What the exercise asks: Copy out each line exactly; pictures stay out of the copy.
---
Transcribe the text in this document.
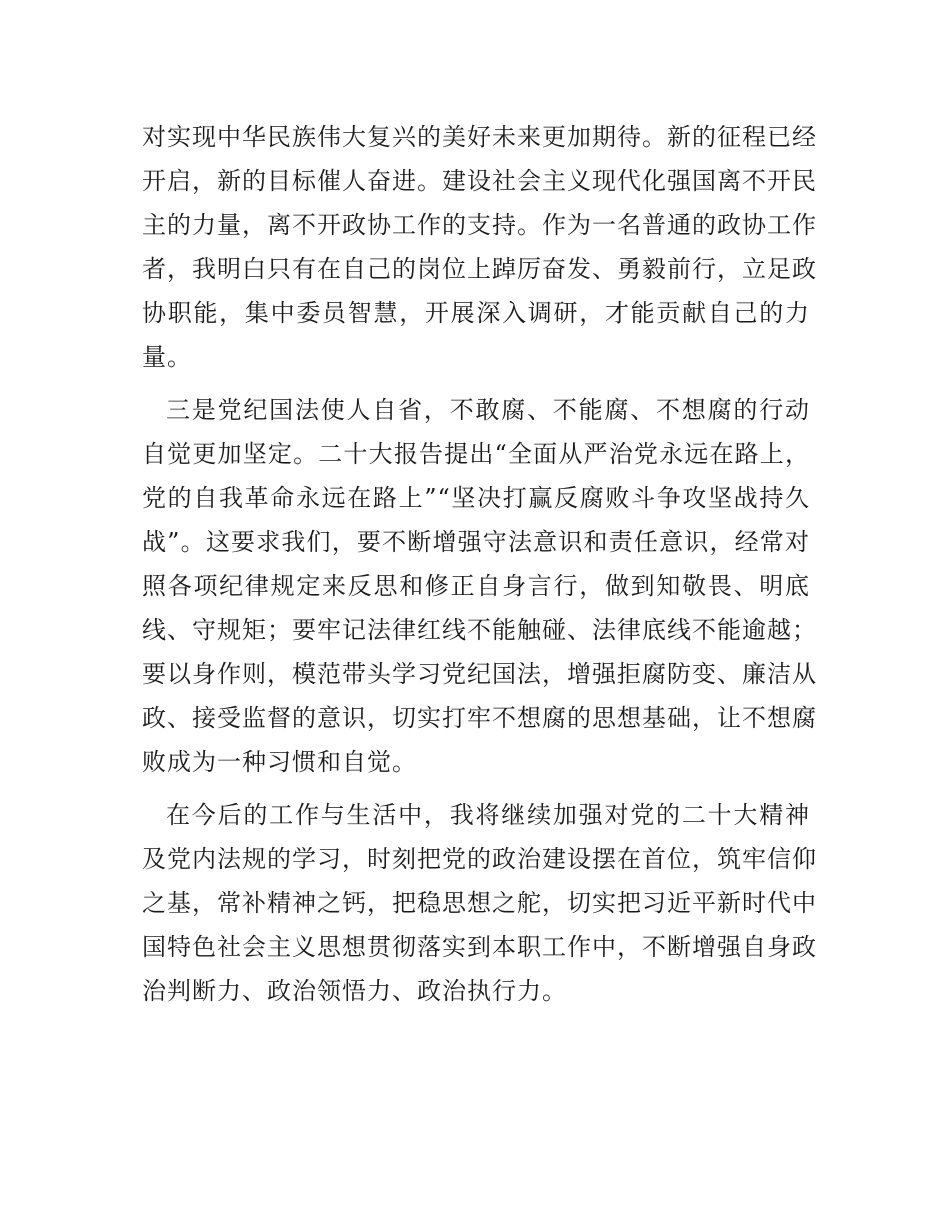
对实现中华民族伟大复兴的美好未来更加期待。新的征程已经
开启，新的目标催人奋进。建设社会主义现代化强国离不开民
主的力量，离不开政协工作的支持。作为一名普通的政协工作
者，我明白只有在自己的岗位上踔厉奋发、勇毅前行，立足政
协职能，集中委员智慧，开展深入调研，才能贡献自己的力
量。
三是党纪国法使人自省，不敢腐、不能腐、不想腐的行动
自觉更加坚定。二十大报告提出“全面从严治党永远在路上，
党的自我革命永远在路上”“坚决打赢反腐败斗争攻坚战持久
战”。这要求我们，要不断增强守法意识和责任意识，经常对
照各项纪律规定来反思和修正自身言行，做到知敬畏、明底
线、守规矩；要牢记法律红线不能触碰、法律底线不能逾越；
要以身作则，模范带头学习党纪国法，增强拒腐防变、廉洁从
政、接受监督的意识，切实打牢不想腐的思想基础，让不想腐
败成为一种习惯和自觉。
在今后的工作与生活中，我将继续加强对党的二十大精神
及党内法规的学习，时刻把党的政治建设摆在首位，筑牢信仰
之基，常补精神之钙，把稳思想之舵，切实把习近平新时代中
国特色社会主义思想贯彻落实到本职工作中，不断增强自身政
治判断力、政治领悟力、政治执行力。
---
Worked answer:
Transcribe the text in this document.
对实现中华民族伟大复兴的美好未来更加期待。新的征程已经
开启，新的目标催人奋进。建设社会主义现代化强国离不开民
主的力量，离不开政协工作的支持。作为一名普通的政协工作
者，我明白只有在自己的岗位上踔厉奋发、勇毅前行，立足政
协职能，集中委员智慧，开展深入调研，才能贡献自己的力
量。
三是党纪国法使人自省，不敢腐、不能腐、不想腐的行动
自觉更加坚定。二十大报告提出“全面从严治党永远在路上，
党的自我革命永远在路上”“坚决打赢反腐败斗争攻坚战持久
战”。这要求我们，要不断增强守法意识和责任意识，经常对
照各项纪律规定来反思和修正自身言行，做到知敬畏、明底
线、守规矩；要牢记法律红线不能触碰、法律底线不能逾越；
要以身作则，模范带头学习党纪国法，增强拒腐防变、廉洁从
政、接受监督的意识，切实打牢不想腐的思想基础，让不想腐
败成为一种习惯和自觉。
在今后的工作与生活中，我将继续加强对党的二十大精神
及党内法规的学习，时刻把党的政治建设摆在首位，筑牢信仰
之基，常补精神之钙，把稳思想之舵，切实把习近平新时代中
国特色社会主义思想贯彻落实到本职工作中，不断增强自身政
治判断力、政治领悟力、政治执行力。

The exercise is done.